* **Instructions to follow**: Search the entries for the word "this" and pull out each line that has it.

Lines of data
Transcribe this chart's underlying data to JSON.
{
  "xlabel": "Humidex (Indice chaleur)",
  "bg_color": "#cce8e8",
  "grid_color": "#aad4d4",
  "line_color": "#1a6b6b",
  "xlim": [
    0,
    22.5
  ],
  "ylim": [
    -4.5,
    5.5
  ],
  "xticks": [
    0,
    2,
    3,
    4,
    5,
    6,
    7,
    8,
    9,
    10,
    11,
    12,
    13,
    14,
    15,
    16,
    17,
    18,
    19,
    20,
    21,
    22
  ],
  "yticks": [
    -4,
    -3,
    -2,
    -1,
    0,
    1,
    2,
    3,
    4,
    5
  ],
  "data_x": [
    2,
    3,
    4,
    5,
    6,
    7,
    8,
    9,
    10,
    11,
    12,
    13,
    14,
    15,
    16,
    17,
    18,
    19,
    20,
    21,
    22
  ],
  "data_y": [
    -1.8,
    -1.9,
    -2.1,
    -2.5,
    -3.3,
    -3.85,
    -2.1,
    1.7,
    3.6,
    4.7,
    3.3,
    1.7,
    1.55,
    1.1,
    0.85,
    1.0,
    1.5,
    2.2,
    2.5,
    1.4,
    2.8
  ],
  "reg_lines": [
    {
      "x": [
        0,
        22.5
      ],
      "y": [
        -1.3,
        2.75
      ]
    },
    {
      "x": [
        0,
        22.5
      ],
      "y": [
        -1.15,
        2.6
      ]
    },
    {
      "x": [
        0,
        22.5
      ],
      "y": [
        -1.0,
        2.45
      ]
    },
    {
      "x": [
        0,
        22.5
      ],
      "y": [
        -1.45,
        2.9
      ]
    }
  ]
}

---

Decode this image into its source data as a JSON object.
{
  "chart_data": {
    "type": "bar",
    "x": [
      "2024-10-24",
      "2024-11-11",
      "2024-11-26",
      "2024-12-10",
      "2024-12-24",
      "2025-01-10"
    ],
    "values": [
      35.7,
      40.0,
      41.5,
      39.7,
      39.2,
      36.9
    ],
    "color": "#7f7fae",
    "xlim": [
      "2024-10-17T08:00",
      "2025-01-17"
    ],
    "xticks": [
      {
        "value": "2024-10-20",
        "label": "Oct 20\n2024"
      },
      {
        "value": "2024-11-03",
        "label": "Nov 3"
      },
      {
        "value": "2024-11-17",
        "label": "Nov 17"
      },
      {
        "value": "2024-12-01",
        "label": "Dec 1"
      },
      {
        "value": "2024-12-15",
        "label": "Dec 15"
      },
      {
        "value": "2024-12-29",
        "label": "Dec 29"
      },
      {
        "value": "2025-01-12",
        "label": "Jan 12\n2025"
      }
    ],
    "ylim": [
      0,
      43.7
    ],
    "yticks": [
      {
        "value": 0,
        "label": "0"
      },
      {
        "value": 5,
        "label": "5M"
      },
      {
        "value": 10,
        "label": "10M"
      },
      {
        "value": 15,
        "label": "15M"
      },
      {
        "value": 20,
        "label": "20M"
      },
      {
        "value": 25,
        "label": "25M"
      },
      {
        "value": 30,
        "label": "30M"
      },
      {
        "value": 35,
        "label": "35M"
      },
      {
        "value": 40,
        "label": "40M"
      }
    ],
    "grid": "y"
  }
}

* **Solution**:
Transcribe this chart's underlying data to JSON.
Decode this image into its source data as a JSON object.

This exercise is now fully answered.